### [Requirement 1]
From the passage on the Nephite family, list every family member named in the quotation about how the people pitched their tents.
### [Requirement 2]
Rewrite the stretch of the passage on the Nephite family from "The concept of" through "2:5, emphasis added).", swapping "tents" for "camps".

### [Supplied text]
'''
The concept of the family among the Nephites was likely multi-generational.4 For instance, when the people gathered at the temple to hear King Benjamin’s speech, “they pitched their tents round about, every man according to his family, consisting of his wife, and his sons, and his daughters, and their sons, and their daughters, from the eldest down to the youngest, every family being separate one from another” (Mosiah 2:5, emphasis added).

Image of King Benjamin's Speech by Walter Rane

Image of King Benjamin's Speech by Walter Rane

Recognizing that the Nephites had an expansive scope of family relationships is key to understanding the meaning and purpose of the Book of Mormon. Its prophetic authors sought to generationally bind their people together by inviting them to enter into a sacred, familial covenant with Jesus Christ.5 Its title page declares it was written to “show unto the remnant of the house of Israel what great things the Lord hath done for their fathers; and that they may know the covenants of the Lord, that they are not cast off forever” (Title Page). King Benjamin taught that through these sacred covenants his people could all become the “children of Christ, his sons, and his daughters” (Mosiah 5:7).

As families come unto Christ, they will become “spiritually begotten” of Him and “changed through faith on his name” (Mosiah 5:7). Book of Mormon prophets taught that in this relationship, each family member has a sacred and divinely appointed responsibility.
'''
### [Coordinate annotation records]
'''
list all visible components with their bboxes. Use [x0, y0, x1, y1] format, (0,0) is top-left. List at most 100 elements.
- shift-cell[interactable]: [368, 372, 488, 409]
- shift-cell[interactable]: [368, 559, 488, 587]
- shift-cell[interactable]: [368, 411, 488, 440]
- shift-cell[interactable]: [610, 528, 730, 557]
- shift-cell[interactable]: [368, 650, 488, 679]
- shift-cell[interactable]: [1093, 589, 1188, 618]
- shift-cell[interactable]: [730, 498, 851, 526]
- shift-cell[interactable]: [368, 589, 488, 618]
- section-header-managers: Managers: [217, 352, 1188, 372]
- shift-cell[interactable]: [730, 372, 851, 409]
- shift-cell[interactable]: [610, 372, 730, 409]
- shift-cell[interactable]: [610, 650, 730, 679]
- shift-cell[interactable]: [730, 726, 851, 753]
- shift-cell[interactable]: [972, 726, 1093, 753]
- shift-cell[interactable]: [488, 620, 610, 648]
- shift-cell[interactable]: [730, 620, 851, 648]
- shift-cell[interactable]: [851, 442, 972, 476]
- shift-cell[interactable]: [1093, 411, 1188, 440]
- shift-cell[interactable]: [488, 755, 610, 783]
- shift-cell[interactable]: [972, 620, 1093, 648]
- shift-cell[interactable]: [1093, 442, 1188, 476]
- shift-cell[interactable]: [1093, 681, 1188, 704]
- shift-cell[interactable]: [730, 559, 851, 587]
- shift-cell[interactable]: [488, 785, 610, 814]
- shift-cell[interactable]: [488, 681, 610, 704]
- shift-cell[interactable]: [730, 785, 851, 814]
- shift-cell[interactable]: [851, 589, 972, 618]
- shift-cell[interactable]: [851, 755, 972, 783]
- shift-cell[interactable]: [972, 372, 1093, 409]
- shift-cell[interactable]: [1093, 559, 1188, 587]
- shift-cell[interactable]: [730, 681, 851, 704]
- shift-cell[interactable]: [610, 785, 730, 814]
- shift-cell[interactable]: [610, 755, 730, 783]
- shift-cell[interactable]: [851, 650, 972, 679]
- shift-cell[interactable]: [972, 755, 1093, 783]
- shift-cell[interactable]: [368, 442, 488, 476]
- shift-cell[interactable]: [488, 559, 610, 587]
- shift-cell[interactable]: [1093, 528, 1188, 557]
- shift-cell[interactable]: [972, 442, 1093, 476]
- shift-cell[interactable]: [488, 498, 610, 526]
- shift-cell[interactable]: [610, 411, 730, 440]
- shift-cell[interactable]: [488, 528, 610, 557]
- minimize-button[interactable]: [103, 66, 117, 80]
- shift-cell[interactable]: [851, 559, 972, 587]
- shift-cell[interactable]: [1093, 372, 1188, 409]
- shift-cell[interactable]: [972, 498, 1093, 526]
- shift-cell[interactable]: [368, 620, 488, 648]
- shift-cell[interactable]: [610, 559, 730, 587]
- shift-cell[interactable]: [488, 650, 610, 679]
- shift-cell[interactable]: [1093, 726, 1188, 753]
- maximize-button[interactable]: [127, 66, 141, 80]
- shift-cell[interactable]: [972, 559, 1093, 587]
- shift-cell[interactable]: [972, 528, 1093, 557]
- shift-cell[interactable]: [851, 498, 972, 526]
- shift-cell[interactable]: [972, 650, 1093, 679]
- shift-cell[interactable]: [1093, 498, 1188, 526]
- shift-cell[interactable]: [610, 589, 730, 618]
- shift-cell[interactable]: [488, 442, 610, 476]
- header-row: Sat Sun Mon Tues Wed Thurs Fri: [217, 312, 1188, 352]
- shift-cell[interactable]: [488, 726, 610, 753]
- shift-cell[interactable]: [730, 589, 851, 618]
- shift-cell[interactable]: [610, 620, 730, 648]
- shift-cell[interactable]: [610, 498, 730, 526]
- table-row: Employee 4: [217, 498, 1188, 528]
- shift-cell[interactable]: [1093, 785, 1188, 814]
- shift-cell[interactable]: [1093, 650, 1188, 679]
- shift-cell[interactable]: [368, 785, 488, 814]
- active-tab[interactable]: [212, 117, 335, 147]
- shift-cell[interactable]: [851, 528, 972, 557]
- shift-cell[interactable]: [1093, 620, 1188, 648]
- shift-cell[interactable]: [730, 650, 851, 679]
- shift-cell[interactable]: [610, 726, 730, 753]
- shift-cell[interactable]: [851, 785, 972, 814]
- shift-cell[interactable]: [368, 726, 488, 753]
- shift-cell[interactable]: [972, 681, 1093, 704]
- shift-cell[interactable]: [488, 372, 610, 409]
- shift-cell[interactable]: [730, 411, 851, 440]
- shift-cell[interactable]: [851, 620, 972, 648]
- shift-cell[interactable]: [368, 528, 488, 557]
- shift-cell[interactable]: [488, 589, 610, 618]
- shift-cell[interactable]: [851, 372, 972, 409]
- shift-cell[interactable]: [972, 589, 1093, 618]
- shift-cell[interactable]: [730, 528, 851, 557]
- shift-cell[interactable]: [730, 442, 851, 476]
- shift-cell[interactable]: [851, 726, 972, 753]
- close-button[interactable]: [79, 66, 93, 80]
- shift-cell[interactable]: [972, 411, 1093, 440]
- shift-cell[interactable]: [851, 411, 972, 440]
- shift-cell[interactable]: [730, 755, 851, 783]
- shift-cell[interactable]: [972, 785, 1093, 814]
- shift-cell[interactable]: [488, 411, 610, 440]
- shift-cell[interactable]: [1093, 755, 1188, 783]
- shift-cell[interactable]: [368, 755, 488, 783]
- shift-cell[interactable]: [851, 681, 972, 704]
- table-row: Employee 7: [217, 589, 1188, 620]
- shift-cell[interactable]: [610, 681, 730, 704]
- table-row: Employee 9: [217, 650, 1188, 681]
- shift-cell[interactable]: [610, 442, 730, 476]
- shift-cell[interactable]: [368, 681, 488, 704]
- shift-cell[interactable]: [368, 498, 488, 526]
'''
### [Exercise result 1]
- his wife
- his sons
- his daughters
- their sons
- their daughters

### [Exercise result 2]
The concept of the family among the Nephites was likely multi-generational.4 For instance, when the people gathered at the temple to hear King Benjamin’s speech, “they pitched their camps round about, every man according to his family, consisting of his wife, and his sons, and his daughters, and their sons, and their daughters, from the eldest down to the youngest, every family being separate one from another” (Mosiah 2:5, emphasis added).